Problem to solve.
With the images removed, repeat the data below exactly.

○ ○ ○

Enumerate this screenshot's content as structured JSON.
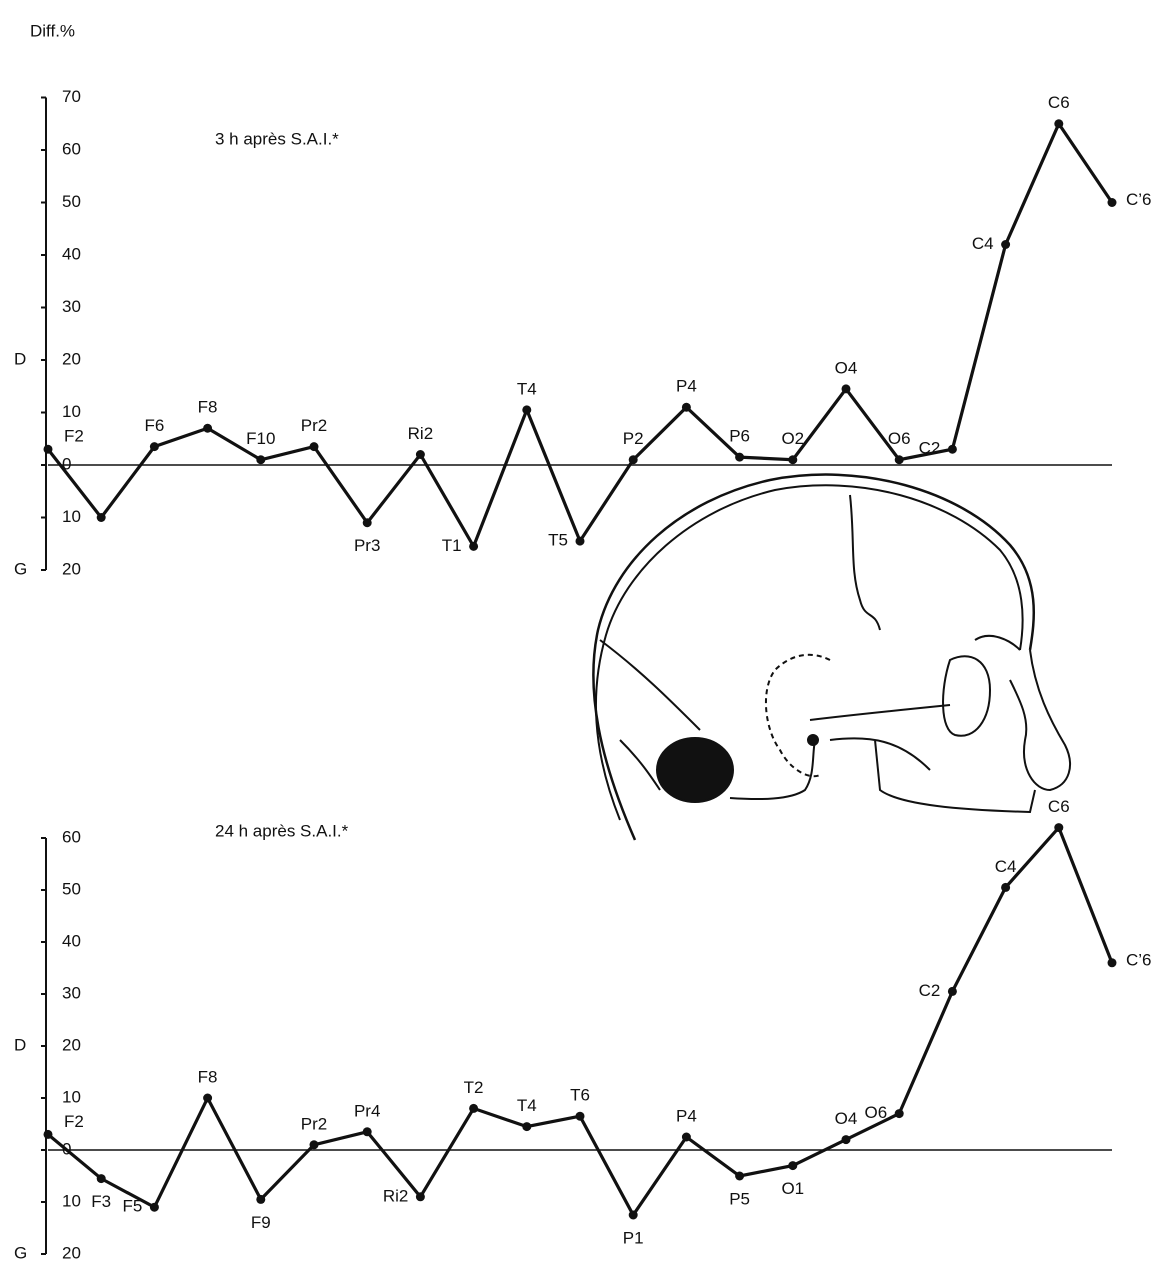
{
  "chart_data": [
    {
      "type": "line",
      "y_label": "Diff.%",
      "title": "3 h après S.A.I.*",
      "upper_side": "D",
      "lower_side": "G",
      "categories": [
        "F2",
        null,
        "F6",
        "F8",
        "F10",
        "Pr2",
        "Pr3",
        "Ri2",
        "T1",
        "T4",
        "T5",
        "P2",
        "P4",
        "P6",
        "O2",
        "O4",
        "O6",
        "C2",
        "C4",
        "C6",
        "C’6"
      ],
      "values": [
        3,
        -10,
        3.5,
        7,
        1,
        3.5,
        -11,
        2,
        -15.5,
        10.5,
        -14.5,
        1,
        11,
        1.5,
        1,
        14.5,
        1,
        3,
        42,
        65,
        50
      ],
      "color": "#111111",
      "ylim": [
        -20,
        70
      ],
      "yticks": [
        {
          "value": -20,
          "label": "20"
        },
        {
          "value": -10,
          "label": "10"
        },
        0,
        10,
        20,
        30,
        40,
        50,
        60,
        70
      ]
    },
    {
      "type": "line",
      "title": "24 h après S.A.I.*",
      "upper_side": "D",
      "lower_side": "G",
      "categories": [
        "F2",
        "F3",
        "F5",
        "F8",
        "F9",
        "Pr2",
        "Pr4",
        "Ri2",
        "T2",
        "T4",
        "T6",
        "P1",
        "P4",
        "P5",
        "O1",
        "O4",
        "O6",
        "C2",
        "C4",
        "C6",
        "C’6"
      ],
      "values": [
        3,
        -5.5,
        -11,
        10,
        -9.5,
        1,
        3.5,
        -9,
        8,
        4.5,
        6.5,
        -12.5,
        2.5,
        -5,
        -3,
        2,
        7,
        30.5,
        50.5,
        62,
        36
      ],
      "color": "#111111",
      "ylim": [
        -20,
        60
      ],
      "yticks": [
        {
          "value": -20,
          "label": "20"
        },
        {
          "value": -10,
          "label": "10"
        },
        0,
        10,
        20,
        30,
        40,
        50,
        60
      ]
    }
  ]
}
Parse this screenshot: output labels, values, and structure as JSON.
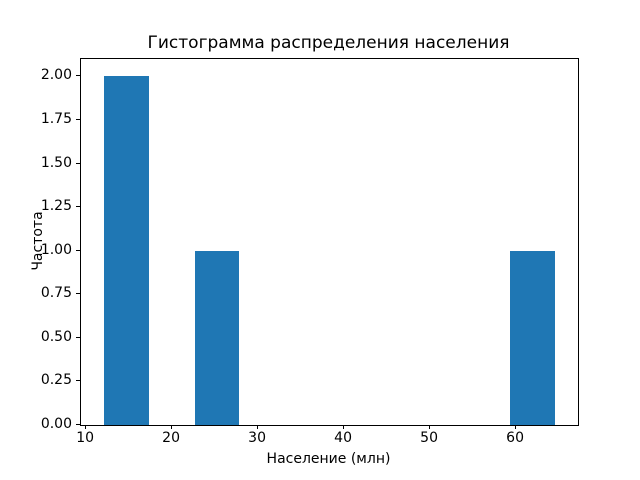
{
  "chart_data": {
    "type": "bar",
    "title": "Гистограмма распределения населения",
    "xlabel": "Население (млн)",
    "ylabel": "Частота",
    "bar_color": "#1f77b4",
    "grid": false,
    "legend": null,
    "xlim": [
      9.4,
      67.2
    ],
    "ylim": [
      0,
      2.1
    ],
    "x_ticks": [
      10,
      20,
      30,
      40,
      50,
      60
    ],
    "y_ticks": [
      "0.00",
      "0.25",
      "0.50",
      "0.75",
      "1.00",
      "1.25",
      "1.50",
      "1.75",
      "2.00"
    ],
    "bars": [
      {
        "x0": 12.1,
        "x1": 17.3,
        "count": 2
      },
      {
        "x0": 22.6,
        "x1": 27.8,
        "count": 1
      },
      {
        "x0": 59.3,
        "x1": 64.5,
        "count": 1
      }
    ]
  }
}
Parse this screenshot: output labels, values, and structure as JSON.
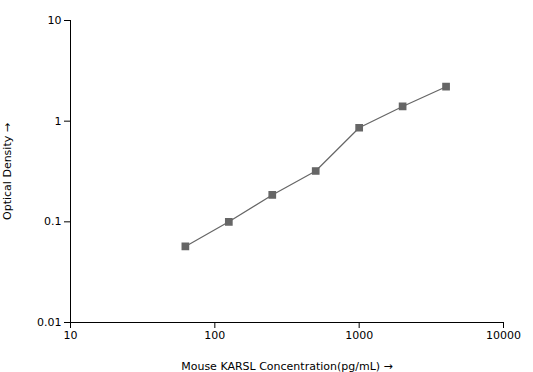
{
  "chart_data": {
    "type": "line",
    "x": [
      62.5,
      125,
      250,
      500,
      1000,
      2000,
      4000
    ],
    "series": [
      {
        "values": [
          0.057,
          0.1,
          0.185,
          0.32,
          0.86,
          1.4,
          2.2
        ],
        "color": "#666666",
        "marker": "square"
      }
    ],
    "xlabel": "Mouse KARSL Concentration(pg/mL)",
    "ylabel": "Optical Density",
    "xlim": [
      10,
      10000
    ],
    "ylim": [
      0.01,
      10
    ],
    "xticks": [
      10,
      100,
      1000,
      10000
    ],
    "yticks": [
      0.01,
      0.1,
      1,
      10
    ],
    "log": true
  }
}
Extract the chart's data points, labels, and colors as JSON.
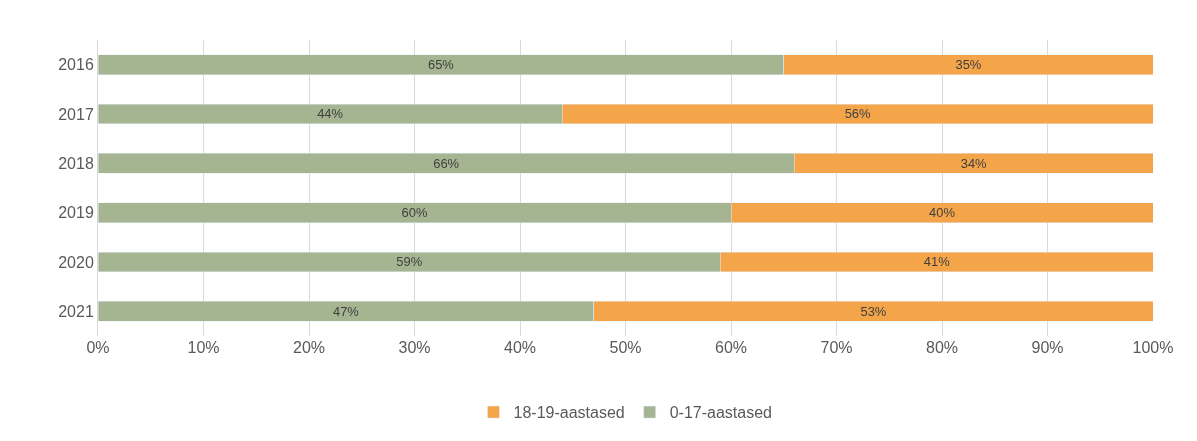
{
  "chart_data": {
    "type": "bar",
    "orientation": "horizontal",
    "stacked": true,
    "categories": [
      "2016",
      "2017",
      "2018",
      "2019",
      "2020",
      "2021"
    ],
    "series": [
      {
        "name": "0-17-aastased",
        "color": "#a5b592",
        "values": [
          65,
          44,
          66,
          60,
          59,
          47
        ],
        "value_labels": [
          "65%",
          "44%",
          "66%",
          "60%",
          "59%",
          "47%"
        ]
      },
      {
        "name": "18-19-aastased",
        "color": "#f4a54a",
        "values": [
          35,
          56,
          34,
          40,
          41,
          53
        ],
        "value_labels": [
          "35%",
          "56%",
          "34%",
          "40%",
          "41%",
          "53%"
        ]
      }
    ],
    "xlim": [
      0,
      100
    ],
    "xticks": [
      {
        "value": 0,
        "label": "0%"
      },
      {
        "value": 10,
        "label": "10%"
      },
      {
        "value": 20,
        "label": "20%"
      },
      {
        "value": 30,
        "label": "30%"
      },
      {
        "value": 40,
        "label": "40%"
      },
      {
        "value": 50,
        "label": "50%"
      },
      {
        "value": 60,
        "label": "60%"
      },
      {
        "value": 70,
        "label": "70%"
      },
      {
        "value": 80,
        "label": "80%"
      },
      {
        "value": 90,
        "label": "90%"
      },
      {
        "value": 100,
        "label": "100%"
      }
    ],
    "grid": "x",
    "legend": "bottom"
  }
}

○ ○ ○

Written answer.
Enumerate this screenshot's content as structured JSON.
{
  "chart_data": [
    {
      "type": "line",
      "y_label": "Diff.%",
      "title": "3 h après S.A.I.*",
      "upper_side": "D",
      "lower_side": "G",
      "categories": [
        "F2",
        null,
        "F6",
        "F8",
        "F10",
        "Pr2",
        "Pr3",
        "Ri2",
        "T1",
        "T4",
        "T5",
        "P2",
        "P4",
        "P6",
        "O2",
        "O4",
        "O6",
        "C2",
        "C4",
        "C6",
        "C’6"
      ],
      "values": [
        3,
        -10,
        3.5,
        7,
        1,
        3.5,
        -11,
        2,
        -15.5,
        10.5,
        -14.5,
        1,
        11,
        1.5,
        1,
        14.5,
        1,
        3,
        42,
        65,
        50
      ],
      "color": "#111111",
      "ylim": [
        -20,
        70
      ],
      "yticks": [
        {
          "value": -20,
          "label": "20"
        },
        {
          "value": -10,
          "label": "10"
        },
        0,
        10,
        20,
        30,
        40,
        50,
        60,
        70
      ]
    },
    {
      "type": "line",
      "title": "24 h après S.A.I.*",
      "upper_side": "D",
      "lower_side": "G",
      "categories": [
        "F2",
        "F3",
        "F5",
        "F8",
        "F9",
        "Pr2",
        "Pr4",
        "Ri2",
        "T2",
        "T4",
        "T6",
        "P1",
        "P4",
        "P5",
        "O1",
        "O4",
        "O6",
        "C2",
        "C4",
        "C6",
        "C’6"
      ],
      "values": [
        3,
        -5.5,
        -11,
        10,
        -9.5,
        1,
        3.5,
        -9,
        8,
        4.5,
        6.5,
        -12.5,
        2.5,
        -5,
        -3,
        2,
        7,
        30.5,
        50.5,
        62,
        36
      ],
      "color": "#111111",
      "ylim": [
        -20,
        60
      ],
      "yticks": [
        {
          "value": -20,
          "label": "20"
        },
        {
          "value": -10,
          "label": "10"
        },
        0,
        10,
        20,
        30,
        40,
        50,
        60
      ]
    }
  ]
}
Parse this screenshot: output labels, values, and structure as JSON.
{
  "chart_data": {
    "type": "bar",
    "title": "Гистограмма распределения населения",
    "xlabel": "Население (млн)",
    "ylabel": "Частота",
    "bar_color": "#1f77b4",
    "grid": false,
    "legend": null,
    "xlim": [
      9.4,
      67.2
    ],
    "ylim": [
      0,
      2.1
    ],
    "x_ticks": [
      10,
      20,
      30,
      40,
      50,
      60
    ],
    "y_ticks": [
      "0.00",
      "0.25",
      "0.50",
      "0.75",
      "1.00",
      "1.25",
      "1.50",
      "1.75",
      "2.00"
    ],
    "bars": [
      {
        "x0": 12.1,
        "x1": 17.3,
        "count": 2
      },
      {
        "x0": 22.6,
        "x1": 27.8,
        "count": 1
      },
      {
        "x0": 59.3,
        "x1": 64.5,
        "count": 1
      }
    ]
  }
}
Parse this screenshot: output labels, values, and structure as JSON.
{
  "chart_data": {
    "type": "line",
    "x": [
      62.5,
      125,
      250,
      500,
      1000,
      2000,
      4000
    ],
    "series": [
      {
        "values": [
          0.057,
          0.1,
          0.185,
          0.32,
          0.86,
          1.4,
          2.2
        ],
        "color": "#666666",
        "marker": "square"
      }
    ],
    "xlabel": "Mouse KARSL Concentration(pg/mL)",
    "ylabel": "Optical Density",
    "xlim": [
      10,
      10000
    ],
    "ylim": [
      0.01,
      10
    ],
    "xticks": [
      10,
      100,
      1000,
      10000
    ],
    "yticks": [
      0.01,
      0.1,
      1,
      10
    ],
    "log": true
  }
}
Extract the chart's data points, labels, and colors as JSON.
{
  "chart_data": {
    "type": "bar",
    "orientation": "horizontal",
    "stacked": true,
    "categories": [
      "2016",
      "2017",
      "2018",
      "2019",
      "2020",
      "2021"
    ],
    "series": [
      {
        "name": "0-17-aastased",
        "color": "#a5b592",
        "values": [
          65,
          44,
          66,
          60,
          59,
          47
        ],
        "value_labels": [
          "65%",
          "44%",
          "66%",
          "60%",
          "59%",
          "47%"
        ]
      },
      {
        "name": "18-19-aastased",
        "color": "#f4a54a",
        "values": [
          35,
          56,
          34,
          40,
          41,
          53
        ],
        "value_labels": [
          "35%",
          "56%",
          "34%",
          "40%",
          "41%",
          "53%"
        ]
      }
    ],
    "xlim": [
      0,
      100
    ],
    "xticks": [
      {
        "value": 0,
        "label": "0%"
      },
      {
        "value": 10,
        "label": "10%"
      },
      {
        "value": 20,
        "label": "20%"
      },
      {
        "value": 30,
        "label": "30%"
      },
      {
        "value": 40,
        "label": "40%"
      },
      {
        "value": 50,
        "label": "50%"
      },
      {
        "value": 60,
        "label": "60%"
      },
      {
        "value": 70,
        "label": "70%"
      },
      {
        "value": 80,
        "label": "80%"
      },
      {
        "value": 90,
        "label": "90%"
      },
      {
        "value": 100,
        "label": "100%"
      }
    ],
    "grid": "x",
    "legend": "bottom"
  }
}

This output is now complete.